[Exercise brief] Copy out the lines that include the word "icon".

[Provided information]
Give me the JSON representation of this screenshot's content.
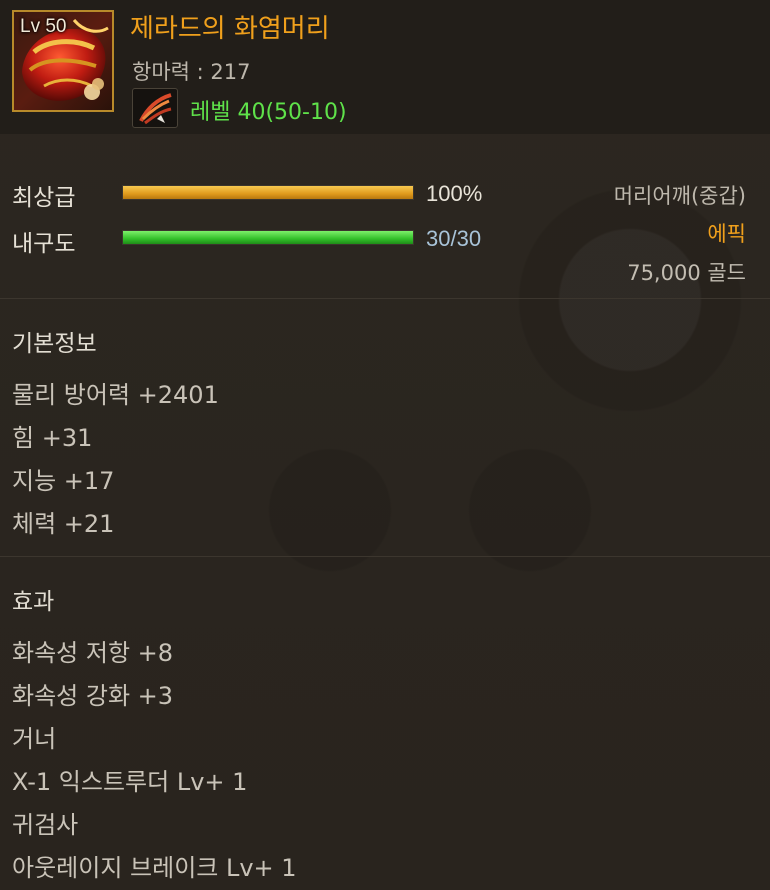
{
  "item": {
    "level_badge": "Lv 50",
    "name": "제라드의 화염머리",
    "resistance": "항마력 : 217",
    "level_requirement": "레벨 40(50-10)",
    "icon": "fire-helmet-icon",
    "skill_icon": "wing-feather-icon"
  },
  "bars": {
    "grade_label": "최상급",
    "grade_percent": 100,
    "grade_value": "100%",
    "durability_label": "내구도",
    "durability_current": 30,
    "durability_max": 30,
    "durability_value": "30/30"
  },
  "info": {
    "slot": "머리어깨(중갑)",
    "rarity": "에픽",
    "price": "75,000 골드"
  },
  "basic": {
    "title": "기본정보",
    "stats": [
      "물리 방어력 +2401",
      "힘 +31",
      "지능 +17",
      "체력 +21"
    ]
  },
  "effects": {
    "title": "효과",
    "lines": [
      "화속성 저항 +8",
      "화속성 강화 +3",
      "거너",
      "X-1 익스트루더 Lv+ 1",
      "귀검사",
      "아웃레이지 브레이크 Lv+ 1"
    ]
  },
  "colors": {
    "item_name": "#f0a01c",
    "level_req": "#5fe24a",
    "rarity": "#f0a01c",
    "durability_value": "#a8c3d8"
  }
}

[Solution to the problem]
    "icon": "fire-helmet-icon",
    "skill_icon": "wing-feather-icon"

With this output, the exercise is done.